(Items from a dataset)
● ● ●

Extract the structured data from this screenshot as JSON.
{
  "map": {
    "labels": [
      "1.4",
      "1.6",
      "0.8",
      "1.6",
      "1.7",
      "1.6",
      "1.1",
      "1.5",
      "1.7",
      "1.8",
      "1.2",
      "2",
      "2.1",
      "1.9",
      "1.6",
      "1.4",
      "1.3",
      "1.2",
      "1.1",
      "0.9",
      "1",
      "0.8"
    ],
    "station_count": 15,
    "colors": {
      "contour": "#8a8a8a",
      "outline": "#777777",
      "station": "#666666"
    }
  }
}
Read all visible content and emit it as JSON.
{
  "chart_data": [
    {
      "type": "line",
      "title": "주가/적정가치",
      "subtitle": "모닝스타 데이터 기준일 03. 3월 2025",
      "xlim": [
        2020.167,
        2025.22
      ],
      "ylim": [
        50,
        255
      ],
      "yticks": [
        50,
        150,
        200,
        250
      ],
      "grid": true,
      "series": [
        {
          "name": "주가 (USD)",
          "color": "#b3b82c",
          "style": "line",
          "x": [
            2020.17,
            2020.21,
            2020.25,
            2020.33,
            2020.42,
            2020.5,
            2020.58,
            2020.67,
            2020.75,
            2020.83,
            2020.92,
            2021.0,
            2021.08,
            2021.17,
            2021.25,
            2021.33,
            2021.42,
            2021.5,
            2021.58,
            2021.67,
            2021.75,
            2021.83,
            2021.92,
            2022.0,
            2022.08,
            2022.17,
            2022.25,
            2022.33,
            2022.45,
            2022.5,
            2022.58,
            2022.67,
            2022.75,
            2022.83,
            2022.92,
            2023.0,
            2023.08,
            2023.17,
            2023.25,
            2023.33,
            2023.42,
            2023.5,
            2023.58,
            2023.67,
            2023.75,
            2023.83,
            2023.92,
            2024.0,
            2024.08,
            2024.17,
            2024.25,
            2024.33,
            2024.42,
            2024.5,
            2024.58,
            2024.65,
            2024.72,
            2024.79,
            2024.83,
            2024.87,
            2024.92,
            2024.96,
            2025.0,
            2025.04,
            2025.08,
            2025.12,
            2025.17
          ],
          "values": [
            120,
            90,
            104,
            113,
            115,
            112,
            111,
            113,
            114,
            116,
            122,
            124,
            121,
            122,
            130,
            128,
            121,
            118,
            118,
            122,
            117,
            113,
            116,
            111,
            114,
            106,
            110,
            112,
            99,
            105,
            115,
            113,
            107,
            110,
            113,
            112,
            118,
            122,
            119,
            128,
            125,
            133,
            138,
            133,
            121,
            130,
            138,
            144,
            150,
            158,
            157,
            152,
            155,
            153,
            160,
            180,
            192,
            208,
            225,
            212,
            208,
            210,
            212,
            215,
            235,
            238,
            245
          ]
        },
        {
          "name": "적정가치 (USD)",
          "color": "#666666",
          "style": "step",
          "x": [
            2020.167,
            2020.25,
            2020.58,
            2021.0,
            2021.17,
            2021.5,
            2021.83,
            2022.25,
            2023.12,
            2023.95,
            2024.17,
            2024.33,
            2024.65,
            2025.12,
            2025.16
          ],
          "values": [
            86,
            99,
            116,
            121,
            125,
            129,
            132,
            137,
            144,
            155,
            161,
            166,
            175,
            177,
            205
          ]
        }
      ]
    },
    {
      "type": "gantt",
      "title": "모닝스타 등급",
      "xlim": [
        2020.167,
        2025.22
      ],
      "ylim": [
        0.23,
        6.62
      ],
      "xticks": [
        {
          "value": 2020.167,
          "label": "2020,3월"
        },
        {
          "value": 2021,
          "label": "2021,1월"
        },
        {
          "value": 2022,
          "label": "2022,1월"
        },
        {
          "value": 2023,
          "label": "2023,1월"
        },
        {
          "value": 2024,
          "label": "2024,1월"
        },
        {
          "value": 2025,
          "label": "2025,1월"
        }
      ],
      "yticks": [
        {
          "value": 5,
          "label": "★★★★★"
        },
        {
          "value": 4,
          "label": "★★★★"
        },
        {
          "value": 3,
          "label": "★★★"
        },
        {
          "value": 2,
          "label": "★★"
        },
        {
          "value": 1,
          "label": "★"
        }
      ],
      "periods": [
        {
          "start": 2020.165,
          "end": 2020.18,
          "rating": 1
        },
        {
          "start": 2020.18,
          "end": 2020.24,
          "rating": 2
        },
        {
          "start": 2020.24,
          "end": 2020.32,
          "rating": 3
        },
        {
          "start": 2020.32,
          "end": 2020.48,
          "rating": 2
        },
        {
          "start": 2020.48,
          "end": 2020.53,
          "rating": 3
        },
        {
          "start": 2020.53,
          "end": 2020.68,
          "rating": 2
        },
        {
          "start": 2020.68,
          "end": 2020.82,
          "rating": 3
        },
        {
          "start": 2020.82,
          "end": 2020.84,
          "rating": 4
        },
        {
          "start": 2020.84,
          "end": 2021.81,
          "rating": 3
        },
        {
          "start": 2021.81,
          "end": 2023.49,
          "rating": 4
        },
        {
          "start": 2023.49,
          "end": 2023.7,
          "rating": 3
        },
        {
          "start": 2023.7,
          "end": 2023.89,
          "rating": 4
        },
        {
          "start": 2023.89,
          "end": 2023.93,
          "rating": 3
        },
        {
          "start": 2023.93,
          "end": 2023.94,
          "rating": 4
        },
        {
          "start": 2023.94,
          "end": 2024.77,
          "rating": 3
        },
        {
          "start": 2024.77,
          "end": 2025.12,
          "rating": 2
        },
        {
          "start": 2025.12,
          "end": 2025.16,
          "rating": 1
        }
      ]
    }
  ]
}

● ● ●

§ **Requirement**
Write the data out again in full and exactly.

§ **Task response**
Extract the structured data from this screenshot as JSON.
{
  "map": {
    "labels": [
      "1.4",
      "1.6",
      "0.8",
      "1.6",
      "1.7",
      "1.6",
      "1.1",
      "1.5",
      "1.7",
      "1.8",
      "1.2",
      "2",
      "2.1",
      "1.9",
      "1.6",
      "1.4",
      "1.3",
      "1.2",
      "1.1",
      "0.9",
      "1",
      "0.8"
    ],
    "station_count": 15,
    "colors": {
      "contour": "#8a8a8a",
      "outline": "#777777",
      "station": "#666666"
    }
  }
}
Read all visible content and emit it as JSON.
{
  "chart_data": [
    {
      "type": "line",
      "title": "주가/적정가치",
      "subtitle": "모닝스타 데이터 기준일 03. 3월 2025",
      "xlim": [
        2020.167,
        2025.22
      ],
      "ylim": [
        50,
        255
      ],
      "yticks": [
        50,
        150,
        200,
        250
      ],
      "grid": true,
      "series": [
        {
          "name": "주가 (USD)",
          "color": "#b3b82c",
          "style": "line",
          "x": [
            2020.17,
            2020.21,
            2020.25,
            2020.33,
            2020.42,
            2020.5,
            2020.58,
            2020.67,
            2020.75,
            2020.83,
            2020.92,
            2021.0,
            2021.08,
            2021.17,
            2021.25,
            2021.33,
            2021.42,
            2021.5,
            2021.58,
            2021.67,
            2021.75,
            2021.83,
            2021.92,
            2022.0,
            2022.08,
            2022.17,
            2022.25,
            2022.33,
            2022.45,
            2022.5,
            2022.58,
            2022.67,
            2022.75,
            2022.83,
            2022.92,
            2023.0,
            2023.08,
            2023.17,
            2023.25,
            2023.33,
            2023.42,
            2023.5,
            2023.58,
            2023.67,
            2023.75,
            2023.83,
            2023.92,
            2024.0,
            2024.08,
            2024.17,
            2024.25,
            2024.33,
            2024.42,
            2024.5,
            2024.58,
            2024.65,
            2024.72,
            2024.79,
            2024.83,
            2024.87,
            2024.92,
            2024.96,
            2025.0,
            2025.04,
            2025.08,
            2025.12,
            2025.17
          ],
          "values": [
            120,
            90,
            104,
            113,
            115,
            112,
            111,
            113,
            114,
            116,
            122,
            124,
            121,
            122,
            130,
            128,
            121,
            118,
            118,
            122,
            117,
            113,
            116,
            111,
            114,
            106,
            110,
            112,
            99,
            105,
            115,
            113,
            107,
            110,
            113,
            112,
            118,
            122,
            119,
            128,
            125,
            133,
            138,
            133,
            121,
            130,
            138,
            144,
            150,
            158,
            157,
            152,
            155,
            153,
            160,
            180,
            192,
            208,
            225,
            212,
            208,
            210,
            212,
            215,
            235,
            238,
            245
          ]
        },
        {
          "name": "적정가치 (USD)",
          "color": "#666666",
          "style": "step",
          "x": [
            2020.167,
            2020.25,
            2020.58,
            2021.0,
            2021.17,
            2021.5,
            2021.83,
            2022.25,
            2023.12,
            2023.95,
            2024.17,
            2024.33,
            2024.65,
            2025.12,
            2025.16
          ],
          "values": [
            86,
            99,
            116,
            121,
            125,
            129,
            132,
            137,
            144,
            155,
            161,
            166,
            175,
            177,
            205
          ]
        }
      ]
    },
    {
      "type": "gantt",
      "title": "모닝스타 등급",
      "xlim": [
        2020.167,
        2025.22
      ],
      "ylim": [
        0.23,
        6.62
      ],
      "xticks": [
        {
          "value": 2020.167,
          "label": "2020,3월"
        },
        {
          "value": 2021,
          "label": "2021,1월"
        },
        {
          "value": 2022,
          "label": "2022,1월"
        },
        {
          "value": 2023,
          "label": "2023,1월"
        },
        {
          "value": 2024,
          "label": "2024,1월"
        },
        {
          "value": 2025,
          "label": "2025,1월"
        }
      ],
      "yticks": [
        {
          "value": 5,
          "label": "★★★★★"
        },
        {
          "value": 4,
          "label": "★★★★"
        },
        {
          "value": 3,
          "label": "★★★"
        },
        {
          "value": 2,
          "label": "★★"
        },
        {
          "value": 1,
          "label": "★"
        }
      ],
      "periods": [
        {
          "start": 2020.165,
          "end": 2020.18,
          "rating": 1
        },
        {
          "start": 2020.18,
          "end": 2020.24,
          "rating": 2
        },
        {
          "start": 2020.24,
          "end": 2020.32,
          "rating": 3
        },
        {
          "start": 2020.32,
          "end": 2020.48,
          "rating": 2
        },
        {
          "start": 2020.48,
          "end": 2020.53,
          "rating": 3
        },
        {
          "start": 2020.53,
          "end": 2020.68,
          "rating": 2
        },
        {
          "start": 2020.68,
          "end": 2020.82,
          "rating": 3
        },
        {
          "start": 2020.82,
          "end": 2020.84,
          "rating": 4
        },
        {
          "start": 2020.84,
          "end": 2021.81,
          "rating": 3
        },
        {
          "start": 2021.81,
          "end": 2023.49,
          "rating": 4
        },
        {
          "start": 2023.49,
          "end": 2023.7,
          "rating": 3
        },
        {
          "start": 2023.7,
          "end": 2023.89,
          "rating": 4
        },
        {
          "start": 2023.89,
          "end": 2023.93,
          "rating": 3
        },
        {
          "start": 2023.93,
          "end": 2023.94,
          "rating": 4
        },
        {
          "start": 2023.94,
          "end": 2024.77,
          "rating": 3
        },
        {
          "start": 2024.77,
          "end": 2025.12,
          "rating": 2
        },
        {
          "start": 2025.12,
          "end": 2025.16,
          "rating": 1
        }
      ]
    }
  ]
}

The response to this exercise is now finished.